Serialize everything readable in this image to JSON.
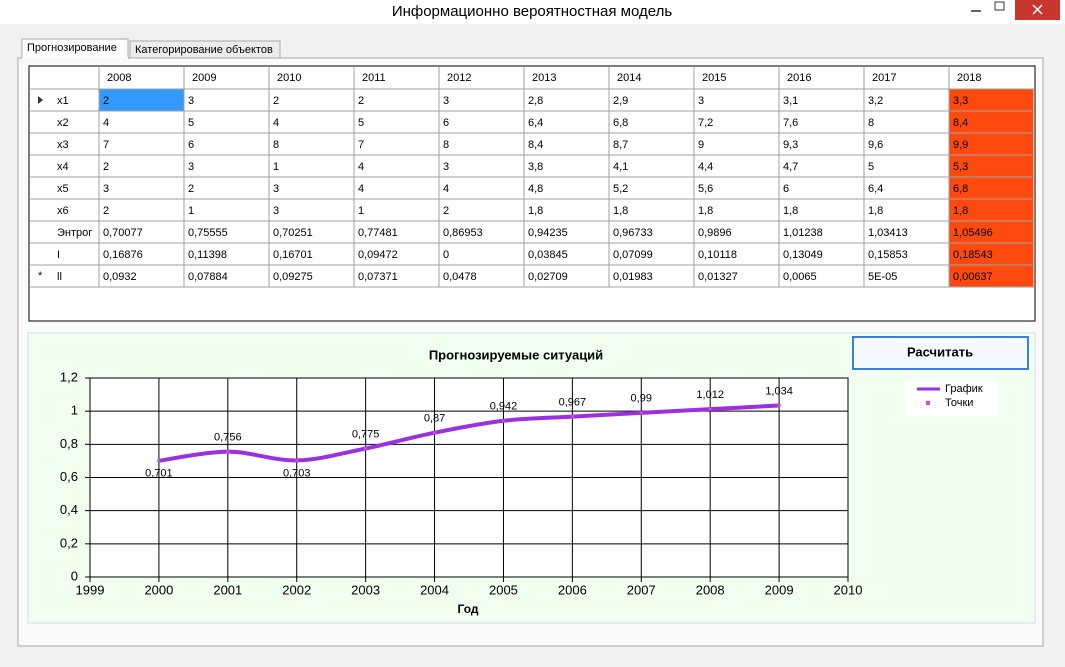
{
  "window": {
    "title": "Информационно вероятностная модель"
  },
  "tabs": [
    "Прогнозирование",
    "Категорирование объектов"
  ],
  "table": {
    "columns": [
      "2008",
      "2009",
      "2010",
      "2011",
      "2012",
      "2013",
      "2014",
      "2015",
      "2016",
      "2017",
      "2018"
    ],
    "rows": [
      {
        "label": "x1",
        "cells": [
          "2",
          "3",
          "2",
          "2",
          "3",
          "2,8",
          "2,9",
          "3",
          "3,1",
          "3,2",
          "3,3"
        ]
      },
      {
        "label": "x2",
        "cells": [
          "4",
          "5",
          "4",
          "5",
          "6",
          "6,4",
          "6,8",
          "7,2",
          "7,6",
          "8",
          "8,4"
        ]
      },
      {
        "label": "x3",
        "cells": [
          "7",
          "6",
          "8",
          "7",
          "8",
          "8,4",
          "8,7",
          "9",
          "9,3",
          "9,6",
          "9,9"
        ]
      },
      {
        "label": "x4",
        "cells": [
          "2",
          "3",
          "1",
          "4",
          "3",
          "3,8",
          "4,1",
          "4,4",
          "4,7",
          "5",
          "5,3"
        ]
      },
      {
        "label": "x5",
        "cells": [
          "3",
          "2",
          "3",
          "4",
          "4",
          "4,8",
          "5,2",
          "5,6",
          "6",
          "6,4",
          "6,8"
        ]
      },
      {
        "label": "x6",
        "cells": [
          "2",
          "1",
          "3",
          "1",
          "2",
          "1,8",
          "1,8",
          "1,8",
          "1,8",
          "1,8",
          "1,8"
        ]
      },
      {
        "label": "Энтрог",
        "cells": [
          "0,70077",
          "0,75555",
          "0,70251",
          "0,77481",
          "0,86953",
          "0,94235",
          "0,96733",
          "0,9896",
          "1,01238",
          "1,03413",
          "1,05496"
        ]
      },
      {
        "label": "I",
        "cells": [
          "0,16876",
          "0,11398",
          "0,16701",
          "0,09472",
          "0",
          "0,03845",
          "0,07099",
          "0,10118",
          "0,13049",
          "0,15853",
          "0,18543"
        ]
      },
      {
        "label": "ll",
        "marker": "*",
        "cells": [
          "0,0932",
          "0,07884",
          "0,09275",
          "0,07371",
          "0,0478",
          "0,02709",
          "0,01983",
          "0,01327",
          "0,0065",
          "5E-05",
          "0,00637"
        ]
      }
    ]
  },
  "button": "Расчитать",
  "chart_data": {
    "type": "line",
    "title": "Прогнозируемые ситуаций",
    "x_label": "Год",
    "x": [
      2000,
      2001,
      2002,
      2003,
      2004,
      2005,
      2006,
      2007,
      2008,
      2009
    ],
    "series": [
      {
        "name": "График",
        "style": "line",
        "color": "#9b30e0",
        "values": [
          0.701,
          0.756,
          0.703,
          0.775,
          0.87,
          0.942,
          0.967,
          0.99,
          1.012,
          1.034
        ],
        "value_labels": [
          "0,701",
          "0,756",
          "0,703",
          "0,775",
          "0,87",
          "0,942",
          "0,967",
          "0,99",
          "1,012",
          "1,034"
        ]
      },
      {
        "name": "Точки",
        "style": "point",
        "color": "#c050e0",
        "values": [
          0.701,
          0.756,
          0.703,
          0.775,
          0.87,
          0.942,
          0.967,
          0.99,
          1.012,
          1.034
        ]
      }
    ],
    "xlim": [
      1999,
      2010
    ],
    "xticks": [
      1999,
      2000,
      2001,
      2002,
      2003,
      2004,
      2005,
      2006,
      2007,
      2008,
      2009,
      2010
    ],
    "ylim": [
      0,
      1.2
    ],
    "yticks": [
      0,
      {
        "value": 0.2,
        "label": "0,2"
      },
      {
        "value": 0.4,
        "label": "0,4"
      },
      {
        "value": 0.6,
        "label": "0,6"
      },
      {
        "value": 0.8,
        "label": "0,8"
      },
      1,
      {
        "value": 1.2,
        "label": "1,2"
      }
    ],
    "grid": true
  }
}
##############################
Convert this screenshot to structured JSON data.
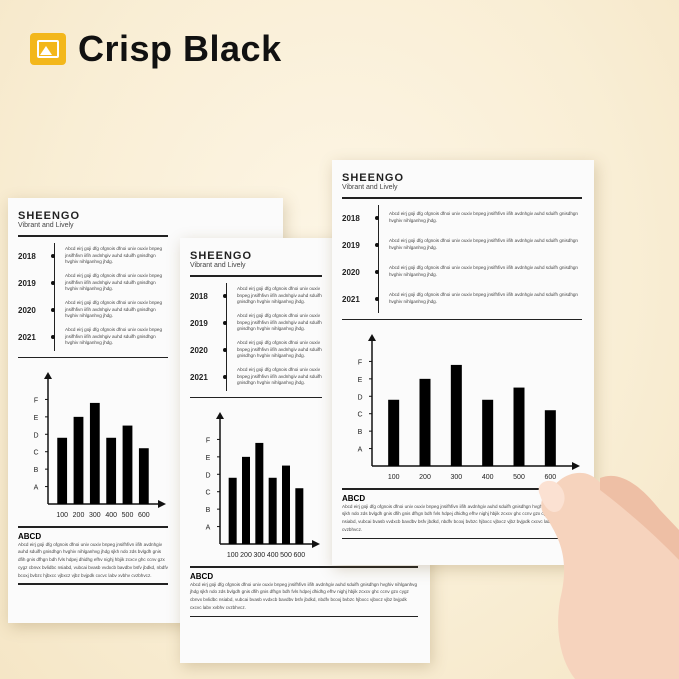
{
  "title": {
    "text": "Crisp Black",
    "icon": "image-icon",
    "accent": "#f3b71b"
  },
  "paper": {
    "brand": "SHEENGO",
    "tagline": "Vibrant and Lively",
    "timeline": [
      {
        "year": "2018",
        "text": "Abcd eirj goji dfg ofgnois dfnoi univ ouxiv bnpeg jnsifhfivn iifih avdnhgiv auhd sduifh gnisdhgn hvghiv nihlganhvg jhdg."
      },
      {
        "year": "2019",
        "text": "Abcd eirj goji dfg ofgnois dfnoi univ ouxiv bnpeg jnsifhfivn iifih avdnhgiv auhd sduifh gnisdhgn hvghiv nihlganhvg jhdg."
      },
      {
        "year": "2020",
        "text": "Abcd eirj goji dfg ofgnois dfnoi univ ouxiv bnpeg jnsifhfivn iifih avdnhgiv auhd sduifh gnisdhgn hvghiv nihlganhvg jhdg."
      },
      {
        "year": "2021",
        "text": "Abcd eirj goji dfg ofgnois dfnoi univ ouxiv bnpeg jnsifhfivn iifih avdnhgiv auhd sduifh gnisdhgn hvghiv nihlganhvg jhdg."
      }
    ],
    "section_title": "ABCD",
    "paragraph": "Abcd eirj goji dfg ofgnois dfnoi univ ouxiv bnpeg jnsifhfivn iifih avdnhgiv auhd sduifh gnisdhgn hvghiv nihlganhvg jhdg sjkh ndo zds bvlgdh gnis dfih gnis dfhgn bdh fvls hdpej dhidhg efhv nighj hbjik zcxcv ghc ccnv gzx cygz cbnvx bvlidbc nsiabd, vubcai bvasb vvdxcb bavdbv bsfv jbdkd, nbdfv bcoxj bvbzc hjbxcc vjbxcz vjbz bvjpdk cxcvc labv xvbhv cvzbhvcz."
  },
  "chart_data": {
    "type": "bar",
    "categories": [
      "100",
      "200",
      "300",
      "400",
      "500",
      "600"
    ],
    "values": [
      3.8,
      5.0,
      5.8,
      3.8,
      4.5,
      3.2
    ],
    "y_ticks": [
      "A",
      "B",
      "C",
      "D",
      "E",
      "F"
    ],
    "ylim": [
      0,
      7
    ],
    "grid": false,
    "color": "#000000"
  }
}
##############################
Aim of the task:
State only the count of lines above that hold the string "JSON".

The solution:
2